(DO THIS): Reproduce all lines of the listing below in which the word "ylabel" occurs.

++++ DATA SUPPLIED

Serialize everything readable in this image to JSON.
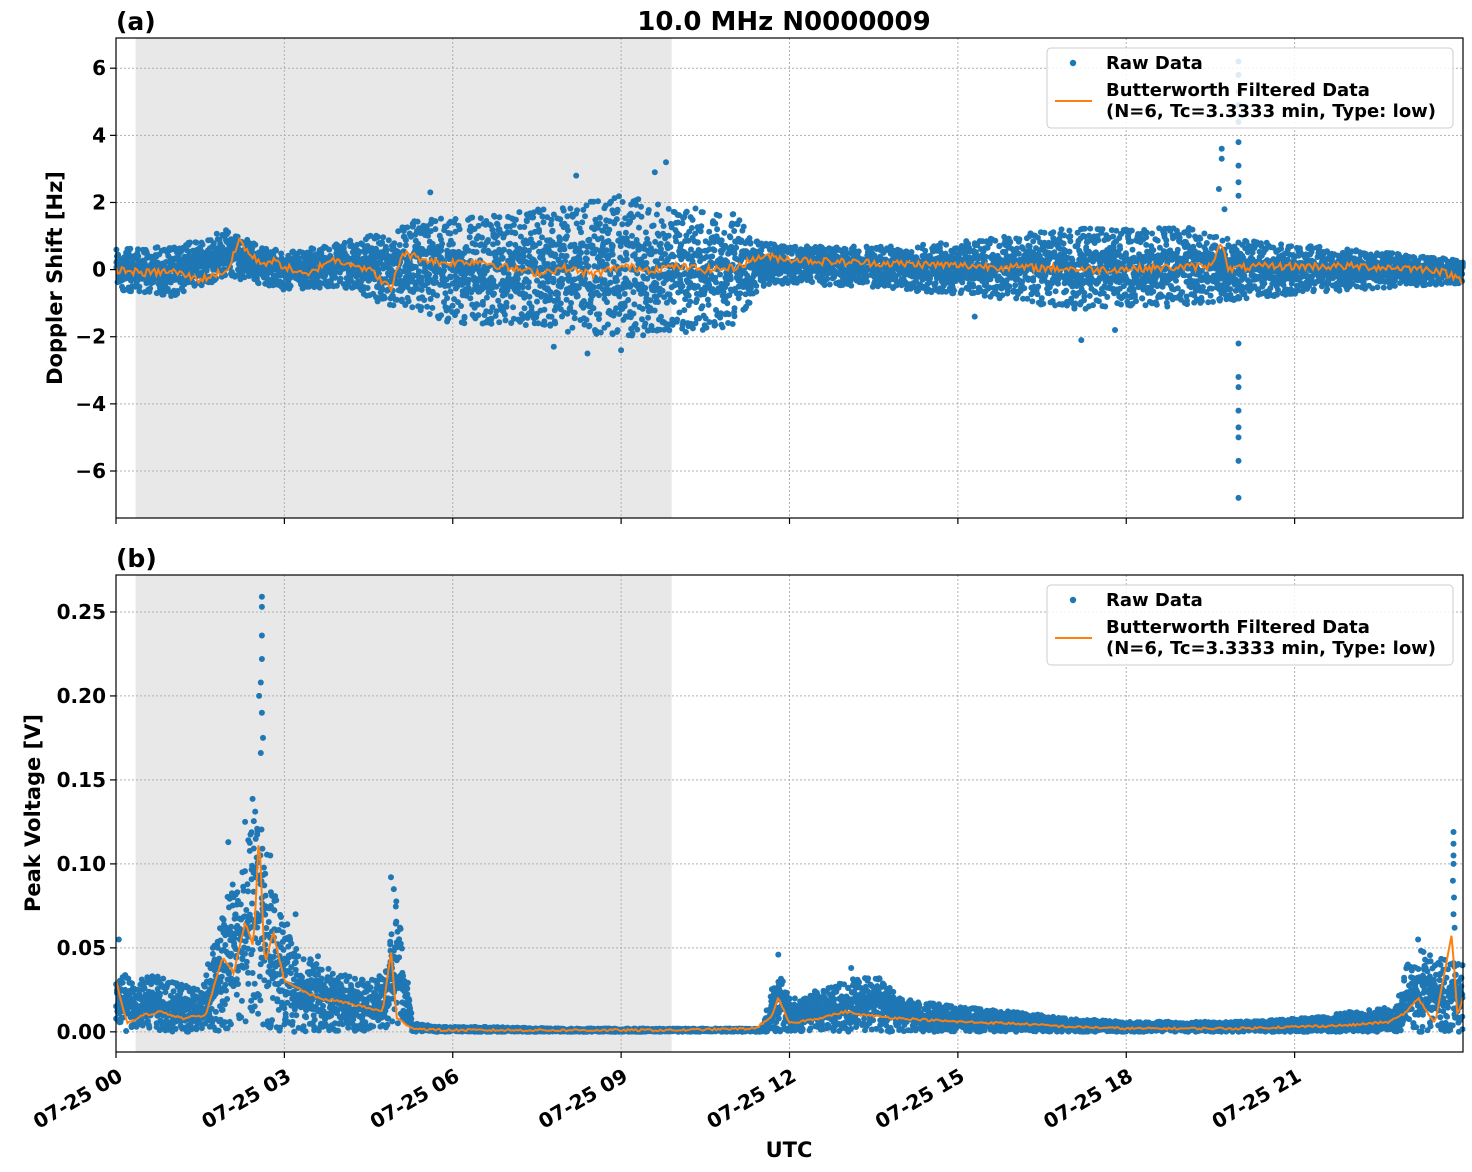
{
  "title": "10.0 MHz N0000009",
  "xlabel": "UTC",
  "colors": {
    "raw": "#1f77b4",
    "filtered": "#ff7f0e",
    "shade": "#e8e8e8",
    "grid": "#b0b0b0"
  },
  "legend": {
    "raw_label": "Raw Data",
    "filtered_label_line1": "Butterworth Filtered Data",
    "filtered_label_line2": "(N=6, Tc=3.3333 min, Type: low)"
  },
  "chart_data": [
    {
      "panel_label": "(a)",
      "type": "scatter",
      "ylabel": "Doppler Shift [Hz]",
      "xlim_hours": [
        0,
        24
      ],
      "ylim": [
        -7.4,
        6.9
      ],
      "yticks": [
        6,
        4,
        2,
        0,
        -2,
        -4,
        -6
      ],
      "ytick_labels": [
        "6",
        "4",
        "2",
        "0",
        "−2",
        "−4",
        "−6"
      ],
      "shaded_interval_hours": [
        0.35,
        9.9
      ],
      "grid": true,
      "legend_position": "top-right",
      "series": [
        {
          "name": "Raw Data",
          "kind": "scatter",
          "envelope": {
            "x_hours": [
              0,
              1,
              2,
              3,
              4,
              5,
              5.5,
              6,
              7,
              8,
              9,
              10,
              11,
              11.5,
              12,
              14,
              16,
              17,
              18,
              19,
              20,
              22,
              24
            ],
            "upper": [
              0.6,
              0.7,
              1.2,
              0.5,
              0.8,
              1.2,
              1.6,
              1.5,
              1.7,
              1.9,
              2.2,
              1.9,
              1.7,
              0.8,
              0.7,
              0.7,
              1.0,
              1.3,
              1.2,
              1.3,
              0.9,
              0.6,
              0.3
            ],
            "lower": [
              -0.6,
              -0.8,
              -0.2,
              -0.6,
              -0.5,
              -1.2,
              -1.4,
              -1.6,
              -1.7,
              -1.9,
              -2.0,
              -1.9,
              -1.7,
              -0.5,
              -0.4,
              -0.6,
              -0.9,
              -1.2,
              -1.1,
              -1.1,
              -0.9,
              -0.6,
              -0.4
            ]
          },
          "outliers": [
            {
              "x": 8.2,
              "y": 2.8
            },
            {
              "x": 9.8,
              "y": 3.2
            },
            {
              "x": 9.6,
              "y": 2.9
            },
            {
              "x": 5.6,
              "y": 2.3
            },
            {
              "x": 19.7,
              "y": 3.6
            },
            {
              "x": 19.7,
              "y": 3.3
            },
            {
              "x": 19.65,
              "y": 2.4
            },
            {
              "x": 19.75,
              "y": 1.8
            },
            {
              "x": 20.0,
              "y": 6.2
            },
            {
              "x": 20.0,
              "y": 5.8
            },
            {
              "x": 20.0,
              "y": 5.3
            },
            {
              "x": 20.0,
              "y": 4.9
            },
            {
              "x": 20.0,
              "y": 4.4
            },
            {
              "x": 20.0,
              "y": 3.8
            },
            {
              "x": 20.0,
              "y": 3.1
            },
            {
              "x": 20.0,
              "y": 2.6
            },
            {
              "x": 20.0,
              "y": 2.2
            },
            {
              "x": 20.0,
              "y": -2.2
            },
            {
              "x": 20.0,
              "y": -3.2
            },
            {
              "x": 20.0,
              "y": -3.5
            },
            {
              "x": 20.0,
              "y": -4.2
            },
            {
              "x": 20.0,
              "y": -4.7
            },
            {
              "x": 20.0,
              "y": -5.0
            },
            {
              "x": 20.0,
              "y": -5.7
            },
            {
              "x": 20.0,
              "y": -6.8
            },
            {
              "x": 8.4,
              "y": -2.5
            },
            {
              "x": 9.0,
              "y": -2.4
            },
            {
              "x": 7.8,
              "y": -2.3
            },
            {
              "x": 17.2,
              "y": -2.1
            },
            {
              "x": 17.8,
              "y": -1.8
            },
            {
              "x": 15.3,
              "y": -1.4
            }
          ]
        },
        {
          "name": "Butterworth Filtered Data",
          "kind": "line",
          "x_hours": [
            0,
            0.5,
            1.0,
            1.5,
            2.0,
            2.2,
            2.4,
            2.6,
            2.8,
            3.0,
            3.4,
            3.8,
            4.2,
            4.6,
            4.9,
            5.1,
            5.4,
            5.8,
            6.5,
            7.0,
            7.5,
            8.0,
            8.5,
            9.0,
            9.5,
            10.0,
            10.5,
            11.0,
            11.5,
            11.8,
            12.5,
            13.5,
            14.5,
            15.5,
            16.5,
            17.5,
            18.5,
            19.5,
            19.7,
            19.8,
            20.0,
            20.5,
            21.0,
            22.0,
            23.0,
            23.5,
            24.0
          ],
          "values": [
            0.0,
            -0.1,
            -0.05,
            -0.3,
            0.0,
            0.9,
            0.4,
            0.2,
            0.25,
            0.1,
            -0.2,
            0.3,
            0.2,
            -0.1,
            -0.6,
            0.5,
            0.35,
            0.2,
            0.25,
            0.05,
            -0.1,
            0.05,
            -0.15,
            0.1,
            0.0,
            0.1,
            0.0,
            0.05,
            0.4,
            0.35,
            0.25,
            0.2,
            0.15,
            0.1,
            0.05,
            0.0,
            0.05,
            0.1,
            0.9,
            0.0,
            0.05,
            0.1,
            0.1,
            0.1,
            0.05,
            0.0,
            -0.3
          ]
        }
      ]
    },
    {
      "panel_label": "(b)",
      "type": "scatter",
      "ylabel": "Peak Voltage [V]",
      "xlim_hours": [
        0,
        24
      ],
      "ylim": [
        -0.012,
        0.272
      ],
      "yticks": [
        0.25,
        0.2,
        0.15,
        0.1,
        0.05,
        0.0
      ],
      "ytick_labels": [
        "0.25",
        "0.20",
        "0.15",
        "0.10",
        "0.05",
        "0.00"
      ],
      "shaded_interval_hours": [
        0.35,
        9.9
      ],
      "xticks_hours": [
        0,
        3,
        6,
        9,
        12,
        15,
        18,
        21
      ],
      "xtick_labels": [
        "07-25 00",
        "07-25 03",
        "07-25 06",
        "07-25 09",
        "07-25 12",
        "07-25 15",
        "07-25 18",
        "07-25 21"
      ],
      "grid": true,
      "legend_position": "top-right",
      "series": [
        {
          "name": "Raw Data",
          "kind": "scatter",
          "envelope": {
            "x_hours": [
              0,
              0.3,
              0.6,
              1.0,
              1.5,
              1.9,
              2.0,
              2.3,
              2.5,
              2.6,
              2.8,
              3.2,
              3.6,
              4.0,
              4.5,
              4.8,
              5.0,
              5.3,
              5.8,
              6.5,
              8,
              10,
              11.5,
              11.8,
              12.0,
              12.5,
              13.0,
              13.5,
              14.0,
              15.0,
              16.0,
              17.0,
              18.0,
              19.0,
              20.0,
              21.0,
              22.0,
              22.8,
              23.0,
              23.3,
              23.5,
              24.0
            ],
            "upper": [
              0.04,
              0.03,
              0.035,
              0.03,
              0.025,
              0.07,
              0.09,
              0.1,
              0.16,
              0.12,
              0.09,
              0.05,
              0.04,
              0.035,
              0.03,
              0.035,
              0.08,
              0.005,
              0.003,
              0.003,
              0.002,
              0.002,
              0.002,
              0.04,
              0.02,
              0.025,
              0.03,
              0.035,
              0.02,
              0.015,
              0.012,
              0.008,
              0.006,
              0.006,
              0.006,
              0.008,
              0.012,
              0.015,
              0.04,
              0.05,
              0.045,
              0.04
            ],
            "lower": [
              0.0,
              0.0,
              0.0,
              0.0,
              0.0,
              0.0,
              0.0,
              0.005,
              0.01,
              0.005,
              0.0,
              0.0,
              0.0,
              0.0,
              0.0,
              0.0,
              0.005,
              0.0,
              0.0,
              0.0,
              0.0,
              0.0,
              0.0,
              0.0,
              0.0,
              0.0,
              0.0,
              0.0,
              0.0,
              0.0,
              0.0,
              0.0,
              0.0,
              0.0,
              0.0,
              0.0,
              0.0,
              0.0,
              0.0,
              0.0,
              0.0,
              0.0
            ]
          },
          "outliers": [
            {
              "x": 2.6,
              "y": 0.259
            },
            {
              "x": 2.6,
              "y": 0.253
            },
            {
              "x": 2.6,
              "y": 0.236
            },
            {
              "x": 2.6,
              "y": 0.222
            },
            {
              "x": 2.58,
              "y": 0.208
            },
            {
              "x": 2.55,
              "y": 0.2
            },
            {
              "x": 2.6,
              "y": 0.19
            },
            {
              "x": 2.62,
              "y": 0.175
            },
            {
              "x": 2.58,
              "y": 0.166
            },
            {
              "x": 2.3,
              "y": 0.125
            },
            {
              "x": 2.0,
              "y": 0.113
            },
            {
              "x": 2.75,
              "y": 0.105
            },
            {
              "x": 4.9,
              "y": 0.092
            },
            {
              "x": 4.95,
              "y": 0.085
            },
            {
              "x": 0.05,
              "y": 0.055
            },
            {
              "x": 3.2,
              "y": 0.07
            },
            {
              "x": 3.6,
              "y": 0.045
            },
            {
              "x": 23.83,
              "y": 0.119
            },
            {
              "x": 23.83,
              "y": 0.112
            },
            {
              "x": 23.83,
              "y": 0.105
            },
            {
              "x": 23.83,
              "y": 0.1
            },
            {
              "x": 23.82,
              "y": 0.09
            },
            {
              "x": 23.84,
              "y": 0.08
            },
            {
              "x": 23.83,
              "y": 0.07
            },
            {
              "x": 23.85,
              "y": 0.062
            },
            {
              "x": 23.2,
              "y": 0.055
            },
            {
              "x": 11.8,
              "y": 0.046
            },
            {
              "x": 13.1,
              "y": 0.038
            }
          ]
        },
        {
          "name": "Butterworth Filtered Data",
          "kind": "line",
          "x_hours": [
            0,
            0.2,
            0.5,
            0.8,
            1.2,
            1.6,
            1.9,
            2.1,
            2.3,
            2.45,
            2.55,
            2.65,
            2.8,
            3.0,
            3.3,
            3.6,
            4.0,
            4.4,
            4.75,
            4.9,
            5.0,
            5.3,
            5.8,
            6.5,
            8,
            10,
            11.4,
            11.7,
            11.8,
            12.0,
            12.5,
            13.0,
            13.3,
            14.0,
            15.0,
            16.0,
            17.0,
            18.0,
            19.0,
            20.0,
            21.0,
            22.0,
            22.7,
            23.0,
            23.2,
            23.5,
            23.8,
            23.9,
            24.0
          ],
          "values": [
            0.03,
            0.005,
            0.01,
            0.012,
            0.008,
            0.01,
            0.045,
            0.035,
            0.065,
            0.05,
            0.12,
            0.04,
            0.06,
            0.03,
            0.025,
            0.02,
            0.018,
            0.015,
            0.012,
            0.048,
            0.008,
            0.002,
            0.001,
            0.001,
            0.001,
            0.001,
            0.002,
            0.01,
            0.02,
            0.005,
            0.008,
            0.012,
            0.01,
            0.008,
            0.006,
            0.005,
            0.003,
            0.002,
            0.002,
            0.002,
            0.003,
            0.004,
            0.006,
            0.012,
            0.02,
            0.005,
            0.058,
            0.01,
            0.02
          ]
        }
      ]
    }
  ]
}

++++++++

(FULL RESPONSE):
      "ylabel": "Doppler Shift [Hz]",
      "ylabel": "Peak Voltage [V]",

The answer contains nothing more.